## Description of the task
Tally the lines in the following entries that include the word "your"; state only the total.

## Material provided
——————

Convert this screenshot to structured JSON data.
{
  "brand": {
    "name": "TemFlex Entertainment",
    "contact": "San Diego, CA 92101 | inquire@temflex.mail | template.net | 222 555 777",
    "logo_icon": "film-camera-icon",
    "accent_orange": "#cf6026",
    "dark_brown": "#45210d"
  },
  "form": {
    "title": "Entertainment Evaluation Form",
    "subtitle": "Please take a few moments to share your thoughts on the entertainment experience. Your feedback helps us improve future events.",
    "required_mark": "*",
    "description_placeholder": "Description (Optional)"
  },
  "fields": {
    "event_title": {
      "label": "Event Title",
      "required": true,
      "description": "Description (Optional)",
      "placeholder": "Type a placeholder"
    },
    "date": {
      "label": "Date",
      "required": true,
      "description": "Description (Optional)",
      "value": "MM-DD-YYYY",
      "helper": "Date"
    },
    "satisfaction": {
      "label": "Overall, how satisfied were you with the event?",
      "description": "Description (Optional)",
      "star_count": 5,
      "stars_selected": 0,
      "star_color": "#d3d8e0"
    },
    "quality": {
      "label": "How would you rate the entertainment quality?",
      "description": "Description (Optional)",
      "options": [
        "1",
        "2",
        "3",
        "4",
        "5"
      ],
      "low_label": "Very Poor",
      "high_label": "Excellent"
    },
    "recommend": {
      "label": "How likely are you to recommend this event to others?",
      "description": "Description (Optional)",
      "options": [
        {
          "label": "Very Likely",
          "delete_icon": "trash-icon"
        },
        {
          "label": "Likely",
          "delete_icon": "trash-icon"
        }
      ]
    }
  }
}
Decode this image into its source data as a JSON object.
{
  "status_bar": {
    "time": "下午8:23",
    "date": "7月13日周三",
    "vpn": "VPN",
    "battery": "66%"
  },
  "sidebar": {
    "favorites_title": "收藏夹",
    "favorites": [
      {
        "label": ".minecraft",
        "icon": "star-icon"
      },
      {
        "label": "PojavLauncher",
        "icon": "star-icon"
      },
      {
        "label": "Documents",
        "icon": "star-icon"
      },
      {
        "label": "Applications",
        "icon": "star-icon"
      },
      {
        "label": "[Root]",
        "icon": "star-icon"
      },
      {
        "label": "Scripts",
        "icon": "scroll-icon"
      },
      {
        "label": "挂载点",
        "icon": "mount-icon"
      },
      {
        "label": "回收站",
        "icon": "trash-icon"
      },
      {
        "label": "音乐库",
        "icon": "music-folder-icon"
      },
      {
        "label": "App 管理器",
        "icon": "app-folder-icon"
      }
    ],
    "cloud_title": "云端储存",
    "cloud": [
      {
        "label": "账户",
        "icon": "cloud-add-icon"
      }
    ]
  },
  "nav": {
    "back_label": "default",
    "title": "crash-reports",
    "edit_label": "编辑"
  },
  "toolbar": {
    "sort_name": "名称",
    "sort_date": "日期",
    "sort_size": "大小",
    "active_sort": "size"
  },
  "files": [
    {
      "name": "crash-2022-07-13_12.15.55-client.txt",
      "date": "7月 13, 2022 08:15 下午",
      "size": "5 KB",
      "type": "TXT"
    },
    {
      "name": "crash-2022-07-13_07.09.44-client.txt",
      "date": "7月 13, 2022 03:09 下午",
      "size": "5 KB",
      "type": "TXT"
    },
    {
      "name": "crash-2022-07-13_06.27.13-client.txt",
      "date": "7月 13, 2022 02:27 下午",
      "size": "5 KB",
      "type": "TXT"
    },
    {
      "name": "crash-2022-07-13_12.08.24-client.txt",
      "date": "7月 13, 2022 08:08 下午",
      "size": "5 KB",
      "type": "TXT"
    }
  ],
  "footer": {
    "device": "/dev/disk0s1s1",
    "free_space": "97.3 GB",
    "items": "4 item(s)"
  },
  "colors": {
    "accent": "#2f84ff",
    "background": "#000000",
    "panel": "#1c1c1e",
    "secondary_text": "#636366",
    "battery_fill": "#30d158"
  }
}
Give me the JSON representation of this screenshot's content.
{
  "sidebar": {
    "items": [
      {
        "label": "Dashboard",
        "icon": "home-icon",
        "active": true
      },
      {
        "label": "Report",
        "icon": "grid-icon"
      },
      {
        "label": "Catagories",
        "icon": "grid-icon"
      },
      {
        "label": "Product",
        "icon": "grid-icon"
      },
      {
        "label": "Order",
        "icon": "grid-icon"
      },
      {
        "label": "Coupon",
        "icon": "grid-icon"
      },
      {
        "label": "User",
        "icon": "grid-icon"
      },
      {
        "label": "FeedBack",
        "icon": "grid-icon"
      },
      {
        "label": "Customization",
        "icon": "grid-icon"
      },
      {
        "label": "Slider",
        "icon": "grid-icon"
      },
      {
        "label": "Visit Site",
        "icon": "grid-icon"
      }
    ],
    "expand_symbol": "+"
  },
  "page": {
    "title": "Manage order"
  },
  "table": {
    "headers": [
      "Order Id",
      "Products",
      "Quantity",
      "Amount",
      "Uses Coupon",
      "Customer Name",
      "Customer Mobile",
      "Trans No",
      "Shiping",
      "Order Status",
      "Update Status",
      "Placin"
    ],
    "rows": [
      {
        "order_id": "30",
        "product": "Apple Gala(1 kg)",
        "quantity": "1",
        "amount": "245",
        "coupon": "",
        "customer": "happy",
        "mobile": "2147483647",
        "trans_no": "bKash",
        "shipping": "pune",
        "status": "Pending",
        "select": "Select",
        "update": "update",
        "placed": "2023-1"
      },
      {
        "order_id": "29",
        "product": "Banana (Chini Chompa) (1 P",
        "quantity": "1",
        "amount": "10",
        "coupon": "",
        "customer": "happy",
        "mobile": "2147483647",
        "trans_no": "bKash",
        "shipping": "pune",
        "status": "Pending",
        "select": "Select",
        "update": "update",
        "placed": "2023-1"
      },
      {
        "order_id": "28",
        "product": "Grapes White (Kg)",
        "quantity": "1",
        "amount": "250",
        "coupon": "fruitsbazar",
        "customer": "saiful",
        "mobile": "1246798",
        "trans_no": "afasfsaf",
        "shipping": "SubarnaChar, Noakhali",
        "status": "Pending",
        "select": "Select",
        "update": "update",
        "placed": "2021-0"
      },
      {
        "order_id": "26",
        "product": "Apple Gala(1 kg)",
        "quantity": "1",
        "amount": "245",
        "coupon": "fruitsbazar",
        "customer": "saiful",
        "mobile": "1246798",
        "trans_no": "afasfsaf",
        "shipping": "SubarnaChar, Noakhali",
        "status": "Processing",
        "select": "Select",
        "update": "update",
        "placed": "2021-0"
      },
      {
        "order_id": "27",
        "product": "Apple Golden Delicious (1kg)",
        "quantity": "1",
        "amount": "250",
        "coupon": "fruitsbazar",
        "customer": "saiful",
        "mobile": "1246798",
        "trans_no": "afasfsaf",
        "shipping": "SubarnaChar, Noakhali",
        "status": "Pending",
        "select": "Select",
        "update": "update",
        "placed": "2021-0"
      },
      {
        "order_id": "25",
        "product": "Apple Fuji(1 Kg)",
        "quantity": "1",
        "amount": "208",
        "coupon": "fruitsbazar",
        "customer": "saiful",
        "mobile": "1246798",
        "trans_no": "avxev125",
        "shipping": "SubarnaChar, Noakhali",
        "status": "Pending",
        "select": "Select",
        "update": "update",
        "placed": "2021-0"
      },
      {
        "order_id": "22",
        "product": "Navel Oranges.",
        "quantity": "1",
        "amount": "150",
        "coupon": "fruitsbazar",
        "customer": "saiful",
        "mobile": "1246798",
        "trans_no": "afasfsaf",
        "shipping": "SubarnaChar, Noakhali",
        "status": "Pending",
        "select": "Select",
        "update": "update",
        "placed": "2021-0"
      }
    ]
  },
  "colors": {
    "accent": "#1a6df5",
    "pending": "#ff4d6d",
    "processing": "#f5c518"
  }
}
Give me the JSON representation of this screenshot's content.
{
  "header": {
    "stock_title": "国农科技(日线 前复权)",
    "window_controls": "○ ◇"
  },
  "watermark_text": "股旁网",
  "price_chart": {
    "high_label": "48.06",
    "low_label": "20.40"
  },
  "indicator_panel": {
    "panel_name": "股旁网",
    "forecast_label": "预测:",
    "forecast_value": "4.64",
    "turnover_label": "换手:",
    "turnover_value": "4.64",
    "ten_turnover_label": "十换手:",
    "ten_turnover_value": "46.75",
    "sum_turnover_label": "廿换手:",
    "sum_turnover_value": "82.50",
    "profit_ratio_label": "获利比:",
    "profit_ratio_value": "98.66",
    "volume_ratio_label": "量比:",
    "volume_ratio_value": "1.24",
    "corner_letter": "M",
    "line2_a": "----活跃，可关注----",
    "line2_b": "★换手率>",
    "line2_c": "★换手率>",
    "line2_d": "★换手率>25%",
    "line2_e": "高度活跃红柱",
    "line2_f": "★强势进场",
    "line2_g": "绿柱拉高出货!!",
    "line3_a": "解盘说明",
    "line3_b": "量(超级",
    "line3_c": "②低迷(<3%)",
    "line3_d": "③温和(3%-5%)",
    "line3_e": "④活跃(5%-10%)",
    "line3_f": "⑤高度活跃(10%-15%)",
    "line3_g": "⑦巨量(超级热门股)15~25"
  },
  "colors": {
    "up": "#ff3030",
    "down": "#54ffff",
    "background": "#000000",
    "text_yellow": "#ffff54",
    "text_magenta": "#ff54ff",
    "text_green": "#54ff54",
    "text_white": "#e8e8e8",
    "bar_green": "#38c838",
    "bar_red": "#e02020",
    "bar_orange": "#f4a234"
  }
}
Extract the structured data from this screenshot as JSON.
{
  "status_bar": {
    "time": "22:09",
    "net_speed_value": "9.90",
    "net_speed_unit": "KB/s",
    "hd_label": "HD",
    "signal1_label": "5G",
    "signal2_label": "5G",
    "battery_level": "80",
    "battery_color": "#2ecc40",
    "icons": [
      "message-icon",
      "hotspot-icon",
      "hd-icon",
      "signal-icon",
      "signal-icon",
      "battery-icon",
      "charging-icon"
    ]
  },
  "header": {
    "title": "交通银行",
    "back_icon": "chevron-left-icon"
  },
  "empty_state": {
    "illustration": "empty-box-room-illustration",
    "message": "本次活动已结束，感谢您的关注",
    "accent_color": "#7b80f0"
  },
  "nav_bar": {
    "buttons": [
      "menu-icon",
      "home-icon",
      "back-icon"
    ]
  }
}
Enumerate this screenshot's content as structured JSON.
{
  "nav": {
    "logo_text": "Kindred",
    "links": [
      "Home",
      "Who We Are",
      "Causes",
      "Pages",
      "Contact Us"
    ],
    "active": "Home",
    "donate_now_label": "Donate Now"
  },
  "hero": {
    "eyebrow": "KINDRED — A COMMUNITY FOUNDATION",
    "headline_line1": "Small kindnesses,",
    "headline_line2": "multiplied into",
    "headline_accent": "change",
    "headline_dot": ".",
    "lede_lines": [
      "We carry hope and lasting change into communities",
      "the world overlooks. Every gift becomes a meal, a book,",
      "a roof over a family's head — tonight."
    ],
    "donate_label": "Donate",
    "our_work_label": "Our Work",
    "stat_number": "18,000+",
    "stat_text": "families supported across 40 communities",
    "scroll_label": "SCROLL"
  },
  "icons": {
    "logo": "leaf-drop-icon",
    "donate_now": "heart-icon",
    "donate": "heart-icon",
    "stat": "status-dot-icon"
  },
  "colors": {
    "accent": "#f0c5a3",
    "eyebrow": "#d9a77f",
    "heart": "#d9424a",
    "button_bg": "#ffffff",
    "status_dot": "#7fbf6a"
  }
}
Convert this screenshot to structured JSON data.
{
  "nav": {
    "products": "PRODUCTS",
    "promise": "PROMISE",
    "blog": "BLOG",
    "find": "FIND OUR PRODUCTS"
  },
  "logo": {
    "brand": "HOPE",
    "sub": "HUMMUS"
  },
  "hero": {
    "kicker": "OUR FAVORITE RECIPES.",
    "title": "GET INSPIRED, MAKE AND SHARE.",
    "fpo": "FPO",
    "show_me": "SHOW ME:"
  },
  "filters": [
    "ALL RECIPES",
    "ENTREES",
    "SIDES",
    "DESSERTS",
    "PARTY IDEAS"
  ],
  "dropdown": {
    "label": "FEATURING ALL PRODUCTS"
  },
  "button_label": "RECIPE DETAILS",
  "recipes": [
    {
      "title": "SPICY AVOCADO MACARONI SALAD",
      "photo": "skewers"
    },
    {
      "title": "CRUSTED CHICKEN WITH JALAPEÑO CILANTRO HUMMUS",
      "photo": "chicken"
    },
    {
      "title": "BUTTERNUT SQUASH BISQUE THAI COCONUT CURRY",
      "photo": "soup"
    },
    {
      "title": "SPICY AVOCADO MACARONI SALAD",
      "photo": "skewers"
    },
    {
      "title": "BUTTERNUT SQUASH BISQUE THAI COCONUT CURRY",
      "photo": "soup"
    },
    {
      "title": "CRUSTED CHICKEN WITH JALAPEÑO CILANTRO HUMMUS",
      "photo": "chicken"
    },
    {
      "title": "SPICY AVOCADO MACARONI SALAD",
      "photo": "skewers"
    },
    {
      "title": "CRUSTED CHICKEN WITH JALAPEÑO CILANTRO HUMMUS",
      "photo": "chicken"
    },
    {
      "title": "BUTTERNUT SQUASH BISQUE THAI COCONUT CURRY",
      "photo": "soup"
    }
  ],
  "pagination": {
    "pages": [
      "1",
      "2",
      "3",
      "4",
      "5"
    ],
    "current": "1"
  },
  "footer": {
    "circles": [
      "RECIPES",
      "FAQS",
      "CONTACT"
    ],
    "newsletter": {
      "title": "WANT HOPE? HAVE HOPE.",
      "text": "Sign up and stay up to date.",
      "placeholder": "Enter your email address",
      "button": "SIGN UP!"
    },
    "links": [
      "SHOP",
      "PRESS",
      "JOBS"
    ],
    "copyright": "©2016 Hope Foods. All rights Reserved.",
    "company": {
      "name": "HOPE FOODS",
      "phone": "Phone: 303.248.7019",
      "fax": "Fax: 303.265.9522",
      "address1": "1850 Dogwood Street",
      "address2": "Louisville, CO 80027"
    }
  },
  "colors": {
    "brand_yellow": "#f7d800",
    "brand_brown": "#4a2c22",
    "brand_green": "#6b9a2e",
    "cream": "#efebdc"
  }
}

——————

## Result of the task
2